### What you should do
The records below are split into lines. How many of those lines contain the string "likes"? Reply with the number only.

### Provided information
.....

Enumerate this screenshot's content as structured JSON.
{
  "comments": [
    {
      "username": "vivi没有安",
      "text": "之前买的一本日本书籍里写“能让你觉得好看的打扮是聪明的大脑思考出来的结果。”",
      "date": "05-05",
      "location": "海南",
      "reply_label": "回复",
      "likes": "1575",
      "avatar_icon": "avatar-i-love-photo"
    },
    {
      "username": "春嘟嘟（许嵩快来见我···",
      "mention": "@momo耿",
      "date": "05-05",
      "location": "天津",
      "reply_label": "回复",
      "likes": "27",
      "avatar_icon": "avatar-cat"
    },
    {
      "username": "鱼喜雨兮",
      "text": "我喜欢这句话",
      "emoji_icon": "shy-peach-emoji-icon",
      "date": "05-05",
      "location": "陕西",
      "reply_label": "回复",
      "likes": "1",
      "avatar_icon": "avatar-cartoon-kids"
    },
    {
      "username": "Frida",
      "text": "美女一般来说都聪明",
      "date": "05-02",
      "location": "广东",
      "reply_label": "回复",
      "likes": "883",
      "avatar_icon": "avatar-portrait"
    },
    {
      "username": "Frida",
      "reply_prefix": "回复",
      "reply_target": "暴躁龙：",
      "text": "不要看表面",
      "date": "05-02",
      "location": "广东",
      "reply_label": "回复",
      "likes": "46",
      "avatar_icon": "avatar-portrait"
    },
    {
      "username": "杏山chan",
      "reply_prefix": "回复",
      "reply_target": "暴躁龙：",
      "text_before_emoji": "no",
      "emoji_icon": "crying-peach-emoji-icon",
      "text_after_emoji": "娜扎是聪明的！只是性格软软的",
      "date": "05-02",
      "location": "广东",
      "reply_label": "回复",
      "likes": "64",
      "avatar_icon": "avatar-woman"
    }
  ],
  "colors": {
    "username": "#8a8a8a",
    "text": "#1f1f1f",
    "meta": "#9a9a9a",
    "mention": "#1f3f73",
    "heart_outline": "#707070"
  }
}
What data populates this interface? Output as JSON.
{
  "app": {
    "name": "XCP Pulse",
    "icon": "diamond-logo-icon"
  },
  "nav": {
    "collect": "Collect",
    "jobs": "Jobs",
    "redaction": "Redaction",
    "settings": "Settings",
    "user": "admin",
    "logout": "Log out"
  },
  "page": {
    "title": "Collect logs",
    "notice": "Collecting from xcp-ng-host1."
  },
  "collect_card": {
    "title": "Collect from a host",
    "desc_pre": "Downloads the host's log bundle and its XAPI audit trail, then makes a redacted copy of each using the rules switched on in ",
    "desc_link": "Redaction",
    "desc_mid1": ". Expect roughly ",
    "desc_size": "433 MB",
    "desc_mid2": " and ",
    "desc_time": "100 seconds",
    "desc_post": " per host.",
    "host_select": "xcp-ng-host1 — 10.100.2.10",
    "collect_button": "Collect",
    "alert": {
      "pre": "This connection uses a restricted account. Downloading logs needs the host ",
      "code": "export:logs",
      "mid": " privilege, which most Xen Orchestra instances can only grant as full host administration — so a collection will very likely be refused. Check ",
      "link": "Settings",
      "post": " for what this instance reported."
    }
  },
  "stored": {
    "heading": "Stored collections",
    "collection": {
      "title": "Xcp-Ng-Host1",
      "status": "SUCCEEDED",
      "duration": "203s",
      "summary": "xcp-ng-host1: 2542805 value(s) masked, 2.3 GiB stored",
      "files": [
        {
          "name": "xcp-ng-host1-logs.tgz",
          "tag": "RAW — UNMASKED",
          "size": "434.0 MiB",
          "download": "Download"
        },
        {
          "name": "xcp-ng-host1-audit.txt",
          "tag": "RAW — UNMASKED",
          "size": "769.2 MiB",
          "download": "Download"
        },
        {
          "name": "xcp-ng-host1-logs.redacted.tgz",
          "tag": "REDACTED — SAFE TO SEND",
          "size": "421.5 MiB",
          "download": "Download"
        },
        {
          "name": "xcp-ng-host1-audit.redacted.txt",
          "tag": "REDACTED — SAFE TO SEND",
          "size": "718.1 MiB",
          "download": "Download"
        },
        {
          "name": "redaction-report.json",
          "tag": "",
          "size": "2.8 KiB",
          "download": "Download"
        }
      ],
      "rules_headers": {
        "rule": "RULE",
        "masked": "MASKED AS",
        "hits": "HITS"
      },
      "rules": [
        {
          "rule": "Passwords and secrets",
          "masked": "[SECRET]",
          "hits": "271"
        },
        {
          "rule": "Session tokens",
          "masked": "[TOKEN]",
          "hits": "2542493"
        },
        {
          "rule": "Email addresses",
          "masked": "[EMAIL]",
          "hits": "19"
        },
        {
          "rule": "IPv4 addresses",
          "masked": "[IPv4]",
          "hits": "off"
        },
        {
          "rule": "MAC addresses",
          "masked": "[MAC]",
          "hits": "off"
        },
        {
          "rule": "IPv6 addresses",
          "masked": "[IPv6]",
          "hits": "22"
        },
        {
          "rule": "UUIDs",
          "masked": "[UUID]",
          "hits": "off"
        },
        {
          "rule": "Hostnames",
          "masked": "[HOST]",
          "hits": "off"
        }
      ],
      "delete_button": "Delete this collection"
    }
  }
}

.....

### Reply
6